AIM
Lines containing the string "into" are to be collected in full.

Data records
>>>>

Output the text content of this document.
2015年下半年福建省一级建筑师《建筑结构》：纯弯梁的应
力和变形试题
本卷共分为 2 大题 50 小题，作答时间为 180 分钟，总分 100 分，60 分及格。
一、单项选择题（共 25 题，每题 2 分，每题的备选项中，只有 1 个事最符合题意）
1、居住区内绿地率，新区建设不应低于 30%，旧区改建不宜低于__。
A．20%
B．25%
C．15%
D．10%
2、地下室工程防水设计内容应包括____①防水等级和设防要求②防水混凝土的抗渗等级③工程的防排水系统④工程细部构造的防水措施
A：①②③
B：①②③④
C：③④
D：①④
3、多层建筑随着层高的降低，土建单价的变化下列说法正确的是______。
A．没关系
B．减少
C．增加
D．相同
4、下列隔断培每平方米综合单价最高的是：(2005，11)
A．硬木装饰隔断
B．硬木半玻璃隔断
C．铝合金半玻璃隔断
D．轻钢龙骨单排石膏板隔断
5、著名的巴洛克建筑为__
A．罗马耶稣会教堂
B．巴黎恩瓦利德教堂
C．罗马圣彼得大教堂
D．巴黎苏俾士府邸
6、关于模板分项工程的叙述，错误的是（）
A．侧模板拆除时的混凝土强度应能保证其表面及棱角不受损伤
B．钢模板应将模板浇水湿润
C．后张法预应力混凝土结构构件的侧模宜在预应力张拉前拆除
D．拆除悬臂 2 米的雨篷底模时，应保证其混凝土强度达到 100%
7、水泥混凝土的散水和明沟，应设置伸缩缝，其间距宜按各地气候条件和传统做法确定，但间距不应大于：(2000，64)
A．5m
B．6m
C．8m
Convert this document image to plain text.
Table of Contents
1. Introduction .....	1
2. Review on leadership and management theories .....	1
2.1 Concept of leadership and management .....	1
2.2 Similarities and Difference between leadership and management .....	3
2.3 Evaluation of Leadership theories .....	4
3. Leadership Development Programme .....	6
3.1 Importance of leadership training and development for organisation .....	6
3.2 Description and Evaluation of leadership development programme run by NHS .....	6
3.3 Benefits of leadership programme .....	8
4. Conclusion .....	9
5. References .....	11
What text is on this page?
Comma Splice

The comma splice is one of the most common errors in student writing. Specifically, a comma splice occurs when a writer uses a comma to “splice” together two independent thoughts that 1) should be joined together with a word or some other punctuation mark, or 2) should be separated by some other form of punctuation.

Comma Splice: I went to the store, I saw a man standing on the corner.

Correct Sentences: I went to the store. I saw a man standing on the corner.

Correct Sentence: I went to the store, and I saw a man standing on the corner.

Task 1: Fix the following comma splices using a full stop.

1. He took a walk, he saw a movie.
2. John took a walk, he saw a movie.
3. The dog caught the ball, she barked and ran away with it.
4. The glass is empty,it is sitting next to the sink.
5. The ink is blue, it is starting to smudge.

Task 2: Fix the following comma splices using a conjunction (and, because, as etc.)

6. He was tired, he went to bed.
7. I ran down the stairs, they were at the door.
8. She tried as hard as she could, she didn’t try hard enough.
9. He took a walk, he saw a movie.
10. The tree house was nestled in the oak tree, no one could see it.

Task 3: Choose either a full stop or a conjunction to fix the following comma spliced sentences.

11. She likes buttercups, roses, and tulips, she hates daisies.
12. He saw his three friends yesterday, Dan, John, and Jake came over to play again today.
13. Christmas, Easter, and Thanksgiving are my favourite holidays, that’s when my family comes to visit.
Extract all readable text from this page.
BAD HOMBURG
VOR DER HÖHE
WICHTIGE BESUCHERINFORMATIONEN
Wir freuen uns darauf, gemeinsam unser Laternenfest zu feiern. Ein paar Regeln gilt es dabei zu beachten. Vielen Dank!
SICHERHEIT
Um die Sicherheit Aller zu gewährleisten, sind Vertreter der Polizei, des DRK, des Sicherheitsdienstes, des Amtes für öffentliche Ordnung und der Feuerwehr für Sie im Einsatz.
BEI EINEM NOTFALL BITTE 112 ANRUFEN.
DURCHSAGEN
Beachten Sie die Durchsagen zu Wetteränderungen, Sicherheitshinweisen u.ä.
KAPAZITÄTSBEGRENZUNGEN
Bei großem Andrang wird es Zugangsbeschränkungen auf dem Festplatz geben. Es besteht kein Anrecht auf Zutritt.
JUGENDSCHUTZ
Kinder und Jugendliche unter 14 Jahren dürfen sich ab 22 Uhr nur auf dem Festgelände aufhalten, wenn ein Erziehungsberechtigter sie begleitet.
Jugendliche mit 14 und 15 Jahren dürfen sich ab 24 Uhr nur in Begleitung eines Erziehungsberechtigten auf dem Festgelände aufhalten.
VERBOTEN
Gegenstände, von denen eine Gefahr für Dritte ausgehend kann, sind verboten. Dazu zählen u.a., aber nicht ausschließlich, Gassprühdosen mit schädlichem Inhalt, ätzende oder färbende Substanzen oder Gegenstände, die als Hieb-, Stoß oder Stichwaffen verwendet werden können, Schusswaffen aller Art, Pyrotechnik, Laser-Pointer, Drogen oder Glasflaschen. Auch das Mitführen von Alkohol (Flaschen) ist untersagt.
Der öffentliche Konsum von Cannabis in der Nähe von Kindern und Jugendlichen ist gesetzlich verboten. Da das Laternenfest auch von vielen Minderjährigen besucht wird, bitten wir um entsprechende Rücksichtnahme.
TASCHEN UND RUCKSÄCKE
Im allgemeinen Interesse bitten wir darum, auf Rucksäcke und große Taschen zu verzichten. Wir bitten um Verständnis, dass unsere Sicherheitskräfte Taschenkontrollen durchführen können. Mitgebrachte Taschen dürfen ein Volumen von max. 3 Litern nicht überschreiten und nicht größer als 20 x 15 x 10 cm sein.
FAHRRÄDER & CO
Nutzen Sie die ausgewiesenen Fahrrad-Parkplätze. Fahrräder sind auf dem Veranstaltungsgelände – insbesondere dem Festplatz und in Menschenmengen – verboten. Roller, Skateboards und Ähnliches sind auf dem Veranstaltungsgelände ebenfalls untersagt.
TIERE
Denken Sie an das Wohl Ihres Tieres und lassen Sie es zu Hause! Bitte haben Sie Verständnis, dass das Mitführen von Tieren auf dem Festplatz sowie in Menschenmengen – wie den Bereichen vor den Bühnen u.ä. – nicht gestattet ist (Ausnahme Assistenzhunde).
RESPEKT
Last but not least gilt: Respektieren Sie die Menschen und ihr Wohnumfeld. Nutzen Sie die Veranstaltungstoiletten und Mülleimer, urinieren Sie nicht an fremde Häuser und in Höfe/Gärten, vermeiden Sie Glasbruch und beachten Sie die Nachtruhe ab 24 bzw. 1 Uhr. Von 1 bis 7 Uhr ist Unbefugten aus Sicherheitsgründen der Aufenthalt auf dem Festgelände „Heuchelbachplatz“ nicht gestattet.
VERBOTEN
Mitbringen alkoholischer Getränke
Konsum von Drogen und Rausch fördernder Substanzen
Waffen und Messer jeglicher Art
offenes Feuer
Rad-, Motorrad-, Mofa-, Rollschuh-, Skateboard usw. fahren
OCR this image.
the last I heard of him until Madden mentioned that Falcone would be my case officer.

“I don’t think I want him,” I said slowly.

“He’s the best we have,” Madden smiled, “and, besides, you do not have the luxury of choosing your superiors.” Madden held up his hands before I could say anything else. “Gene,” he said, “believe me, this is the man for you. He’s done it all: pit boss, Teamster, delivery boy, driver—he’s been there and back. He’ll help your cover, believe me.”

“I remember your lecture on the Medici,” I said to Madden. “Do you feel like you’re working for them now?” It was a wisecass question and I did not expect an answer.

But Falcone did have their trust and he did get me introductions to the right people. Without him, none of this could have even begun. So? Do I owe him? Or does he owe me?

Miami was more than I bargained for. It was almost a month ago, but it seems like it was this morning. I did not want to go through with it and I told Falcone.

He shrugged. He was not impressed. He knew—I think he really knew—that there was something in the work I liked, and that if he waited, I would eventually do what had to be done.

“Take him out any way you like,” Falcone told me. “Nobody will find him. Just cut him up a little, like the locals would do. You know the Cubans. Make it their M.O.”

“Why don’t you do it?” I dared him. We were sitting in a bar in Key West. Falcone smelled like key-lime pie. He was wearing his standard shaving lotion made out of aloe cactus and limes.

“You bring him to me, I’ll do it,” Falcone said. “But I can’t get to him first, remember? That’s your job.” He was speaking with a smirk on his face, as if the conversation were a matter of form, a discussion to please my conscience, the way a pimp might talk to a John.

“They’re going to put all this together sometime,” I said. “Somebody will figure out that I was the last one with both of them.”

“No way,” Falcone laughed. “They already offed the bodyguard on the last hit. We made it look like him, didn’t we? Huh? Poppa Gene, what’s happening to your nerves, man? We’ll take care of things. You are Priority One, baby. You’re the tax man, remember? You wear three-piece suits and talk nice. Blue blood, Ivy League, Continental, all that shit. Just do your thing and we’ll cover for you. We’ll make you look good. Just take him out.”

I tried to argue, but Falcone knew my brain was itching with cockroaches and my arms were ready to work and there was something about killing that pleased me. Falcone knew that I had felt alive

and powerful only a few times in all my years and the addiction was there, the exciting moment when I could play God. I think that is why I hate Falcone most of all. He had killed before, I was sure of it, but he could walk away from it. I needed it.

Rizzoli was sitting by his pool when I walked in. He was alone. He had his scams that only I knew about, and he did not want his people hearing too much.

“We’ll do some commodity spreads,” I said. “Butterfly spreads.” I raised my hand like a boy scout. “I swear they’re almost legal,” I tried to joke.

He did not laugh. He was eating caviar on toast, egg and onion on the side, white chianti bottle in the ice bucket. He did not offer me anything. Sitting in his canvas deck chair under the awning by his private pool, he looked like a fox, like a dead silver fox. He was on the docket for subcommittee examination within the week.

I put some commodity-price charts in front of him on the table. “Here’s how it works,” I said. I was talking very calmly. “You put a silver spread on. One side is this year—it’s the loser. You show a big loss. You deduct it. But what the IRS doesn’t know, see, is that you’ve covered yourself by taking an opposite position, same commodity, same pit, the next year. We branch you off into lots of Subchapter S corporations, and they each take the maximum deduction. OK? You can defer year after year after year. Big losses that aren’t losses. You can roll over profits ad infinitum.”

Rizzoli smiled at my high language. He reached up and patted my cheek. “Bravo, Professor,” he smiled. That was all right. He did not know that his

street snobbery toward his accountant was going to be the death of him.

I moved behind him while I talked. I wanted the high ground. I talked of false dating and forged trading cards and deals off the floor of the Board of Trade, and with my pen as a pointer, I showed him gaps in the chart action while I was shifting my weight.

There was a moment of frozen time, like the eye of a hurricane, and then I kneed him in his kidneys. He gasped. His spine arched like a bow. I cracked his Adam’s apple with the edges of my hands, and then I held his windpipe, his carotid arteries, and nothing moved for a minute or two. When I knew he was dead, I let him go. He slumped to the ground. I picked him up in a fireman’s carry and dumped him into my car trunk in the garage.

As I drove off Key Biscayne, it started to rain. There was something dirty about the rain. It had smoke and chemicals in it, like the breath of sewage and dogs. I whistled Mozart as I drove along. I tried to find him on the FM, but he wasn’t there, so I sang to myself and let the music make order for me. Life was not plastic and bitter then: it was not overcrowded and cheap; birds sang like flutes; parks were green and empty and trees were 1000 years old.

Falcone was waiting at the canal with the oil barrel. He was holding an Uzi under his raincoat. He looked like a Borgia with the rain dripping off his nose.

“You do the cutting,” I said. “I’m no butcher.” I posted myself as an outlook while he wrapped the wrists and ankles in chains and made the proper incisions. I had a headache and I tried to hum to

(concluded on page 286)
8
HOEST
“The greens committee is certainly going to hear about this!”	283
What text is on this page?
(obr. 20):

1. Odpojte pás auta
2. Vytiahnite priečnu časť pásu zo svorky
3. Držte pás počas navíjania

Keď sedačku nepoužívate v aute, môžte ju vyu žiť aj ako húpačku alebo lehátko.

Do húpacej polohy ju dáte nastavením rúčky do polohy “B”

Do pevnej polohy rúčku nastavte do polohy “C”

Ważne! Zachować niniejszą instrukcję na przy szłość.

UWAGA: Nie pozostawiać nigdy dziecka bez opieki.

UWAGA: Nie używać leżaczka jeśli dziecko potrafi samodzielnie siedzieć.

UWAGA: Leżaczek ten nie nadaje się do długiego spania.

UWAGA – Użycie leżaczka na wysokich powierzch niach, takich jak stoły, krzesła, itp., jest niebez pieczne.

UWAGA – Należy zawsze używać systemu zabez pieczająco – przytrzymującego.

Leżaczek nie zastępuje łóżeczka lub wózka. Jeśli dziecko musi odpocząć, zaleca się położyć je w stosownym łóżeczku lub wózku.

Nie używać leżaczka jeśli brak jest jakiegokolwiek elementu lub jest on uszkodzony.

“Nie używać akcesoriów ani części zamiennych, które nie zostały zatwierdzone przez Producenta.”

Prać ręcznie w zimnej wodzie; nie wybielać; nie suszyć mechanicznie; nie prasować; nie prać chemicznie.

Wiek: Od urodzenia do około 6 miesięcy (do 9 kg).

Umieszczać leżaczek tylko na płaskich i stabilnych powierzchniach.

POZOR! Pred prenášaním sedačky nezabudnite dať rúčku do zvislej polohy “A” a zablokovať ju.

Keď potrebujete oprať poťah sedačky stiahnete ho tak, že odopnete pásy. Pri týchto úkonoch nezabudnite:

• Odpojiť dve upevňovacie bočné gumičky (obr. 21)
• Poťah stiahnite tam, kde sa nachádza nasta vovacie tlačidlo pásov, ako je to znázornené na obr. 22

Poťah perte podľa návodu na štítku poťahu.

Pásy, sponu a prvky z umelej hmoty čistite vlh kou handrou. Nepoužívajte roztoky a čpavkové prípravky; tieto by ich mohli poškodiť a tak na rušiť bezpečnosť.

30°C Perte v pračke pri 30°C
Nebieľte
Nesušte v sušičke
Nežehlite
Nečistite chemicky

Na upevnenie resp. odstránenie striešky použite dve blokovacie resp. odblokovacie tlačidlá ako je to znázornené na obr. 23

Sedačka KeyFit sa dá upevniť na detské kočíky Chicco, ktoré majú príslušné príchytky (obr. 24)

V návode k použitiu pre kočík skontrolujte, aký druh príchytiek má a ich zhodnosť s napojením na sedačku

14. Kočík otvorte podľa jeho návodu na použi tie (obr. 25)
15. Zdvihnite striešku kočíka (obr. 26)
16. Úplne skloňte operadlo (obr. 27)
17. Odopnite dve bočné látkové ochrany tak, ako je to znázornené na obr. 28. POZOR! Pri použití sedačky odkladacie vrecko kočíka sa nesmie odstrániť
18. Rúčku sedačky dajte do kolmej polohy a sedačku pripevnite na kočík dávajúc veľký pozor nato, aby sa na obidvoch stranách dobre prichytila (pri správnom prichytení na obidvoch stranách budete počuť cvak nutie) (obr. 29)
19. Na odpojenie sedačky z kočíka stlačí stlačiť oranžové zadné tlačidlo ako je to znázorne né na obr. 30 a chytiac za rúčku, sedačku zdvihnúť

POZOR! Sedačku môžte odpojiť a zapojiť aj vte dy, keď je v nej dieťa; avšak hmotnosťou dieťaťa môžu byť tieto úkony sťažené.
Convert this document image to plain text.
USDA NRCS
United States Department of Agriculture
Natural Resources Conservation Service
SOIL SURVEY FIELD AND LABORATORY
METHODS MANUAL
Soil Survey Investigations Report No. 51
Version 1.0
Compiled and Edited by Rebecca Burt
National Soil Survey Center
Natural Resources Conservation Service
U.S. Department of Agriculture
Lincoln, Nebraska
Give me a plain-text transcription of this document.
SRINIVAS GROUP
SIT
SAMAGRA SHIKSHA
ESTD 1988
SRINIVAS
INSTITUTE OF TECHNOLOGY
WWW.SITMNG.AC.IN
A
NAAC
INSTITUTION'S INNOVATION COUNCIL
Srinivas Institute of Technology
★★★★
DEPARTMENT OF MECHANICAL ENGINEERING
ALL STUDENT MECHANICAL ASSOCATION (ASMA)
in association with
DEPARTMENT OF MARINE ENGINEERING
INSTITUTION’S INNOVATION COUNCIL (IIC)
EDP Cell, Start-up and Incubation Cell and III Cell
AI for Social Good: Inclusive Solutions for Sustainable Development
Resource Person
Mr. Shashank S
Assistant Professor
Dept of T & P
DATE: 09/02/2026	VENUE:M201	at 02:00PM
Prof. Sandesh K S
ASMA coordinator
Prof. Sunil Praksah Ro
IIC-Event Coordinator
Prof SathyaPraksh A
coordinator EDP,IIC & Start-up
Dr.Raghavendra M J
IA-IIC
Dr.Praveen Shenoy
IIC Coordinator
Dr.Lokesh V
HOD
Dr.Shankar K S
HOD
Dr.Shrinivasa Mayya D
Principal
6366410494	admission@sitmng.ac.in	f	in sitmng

<<<<

RESPONSE TO THE EXERCISE
I put some commodity-price charts in front of him on the table. “Here’s how it works,” I said. I was talking very calmly. “You put a silver spread on. One side is this year—it’s the loser. You show a big loss. You deduct it. But what the IRS doesn’t know, see, is that you’ve covered yourself by taking an opposite position, same commodity, same pit, the next year. We branch you off into lots of Subchapter S corporations, and they each take the maximum deduction. OK? You can defer year after year after year. Big losses that aren’t losses. You can roll over profits ad infinitum.”
There was a moment of frozen time, like the eye of a hurricane, and then I kneed him in his kidneys. He gasped. His spine arched like a bow. I cracked his Adam’s apple with the edges of my hands, and then I held his windpipe, his carotid arteries, and nothing moved for a minute or two. When I knew he was dead, I let him go. He slumped to the ground. I picked him up in a fireman’s carry and dumped him into my car trunk in the garage.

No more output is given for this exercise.